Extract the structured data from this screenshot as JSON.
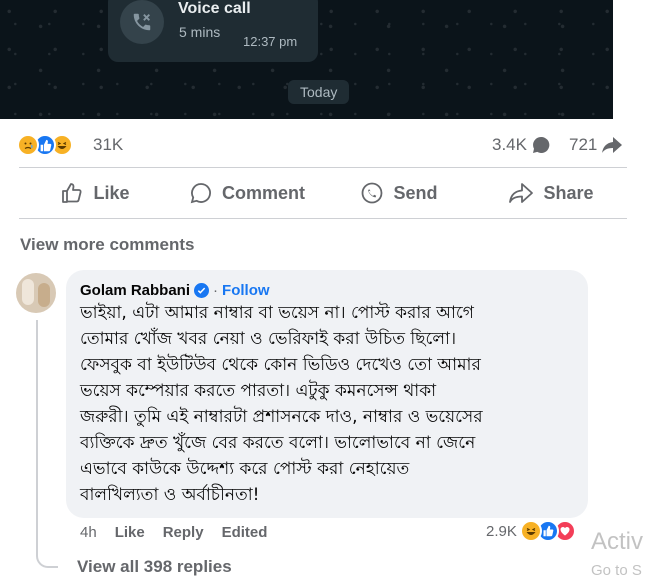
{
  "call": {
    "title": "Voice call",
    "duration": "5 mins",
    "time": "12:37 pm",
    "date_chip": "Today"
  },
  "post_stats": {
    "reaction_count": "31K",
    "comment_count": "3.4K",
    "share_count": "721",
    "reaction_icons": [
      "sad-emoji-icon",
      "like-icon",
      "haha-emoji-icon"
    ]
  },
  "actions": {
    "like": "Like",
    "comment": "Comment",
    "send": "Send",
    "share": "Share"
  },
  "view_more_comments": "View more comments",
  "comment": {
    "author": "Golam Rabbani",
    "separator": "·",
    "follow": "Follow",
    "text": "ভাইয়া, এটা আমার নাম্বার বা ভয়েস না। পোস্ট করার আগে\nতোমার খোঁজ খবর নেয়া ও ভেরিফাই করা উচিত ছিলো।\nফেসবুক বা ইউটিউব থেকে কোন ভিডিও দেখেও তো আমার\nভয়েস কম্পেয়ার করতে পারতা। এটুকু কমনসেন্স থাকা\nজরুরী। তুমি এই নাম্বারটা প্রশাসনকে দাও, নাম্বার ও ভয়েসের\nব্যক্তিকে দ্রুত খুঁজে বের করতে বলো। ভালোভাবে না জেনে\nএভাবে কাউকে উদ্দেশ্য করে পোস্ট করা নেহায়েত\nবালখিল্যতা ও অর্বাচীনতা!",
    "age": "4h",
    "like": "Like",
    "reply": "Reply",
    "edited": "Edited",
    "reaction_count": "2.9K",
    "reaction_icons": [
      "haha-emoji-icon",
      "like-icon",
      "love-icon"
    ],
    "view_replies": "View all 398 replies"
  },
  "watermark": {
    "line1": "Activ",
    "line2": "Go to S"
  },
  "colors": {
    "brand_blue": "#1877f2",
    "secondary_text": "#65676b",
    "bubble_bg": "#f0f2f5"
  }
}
***
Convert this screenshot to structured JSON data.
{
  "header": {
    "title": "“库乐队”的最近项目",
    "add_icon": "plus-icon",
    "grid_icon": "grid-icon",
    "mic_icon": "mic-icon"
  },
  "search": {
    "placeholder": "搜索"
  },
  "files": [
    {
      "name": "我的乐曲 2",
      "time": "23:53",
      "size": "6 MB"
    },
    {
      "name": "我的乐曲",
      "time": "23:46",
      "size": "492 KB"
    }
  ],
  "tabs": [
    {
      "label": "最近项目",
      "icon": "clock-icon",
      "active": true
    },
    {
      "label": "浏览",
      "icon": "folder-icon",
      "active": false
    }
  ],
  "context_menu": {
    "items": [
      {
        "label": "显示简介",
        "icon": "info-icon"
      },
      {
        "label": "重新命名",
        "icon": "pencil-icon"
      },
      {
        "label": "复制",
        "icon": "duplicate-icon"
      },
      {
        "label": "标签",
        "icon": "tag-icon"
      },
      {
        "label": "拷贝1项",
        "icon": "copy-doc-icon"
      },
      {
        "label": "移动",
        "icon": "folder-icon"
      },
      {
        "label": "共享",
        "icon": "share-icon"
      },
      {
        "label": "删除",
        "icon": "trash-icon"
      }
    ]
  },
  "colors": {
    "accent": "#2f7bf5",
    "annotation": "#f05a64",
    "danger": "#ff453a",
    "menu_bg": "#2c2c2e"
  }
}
***
Given request ▸ Copy each line above that contains the word "JSON".

Task answer ▸
Extract the structured data from this screenshot as JSON.
Convert this screenshot to structured JSON data.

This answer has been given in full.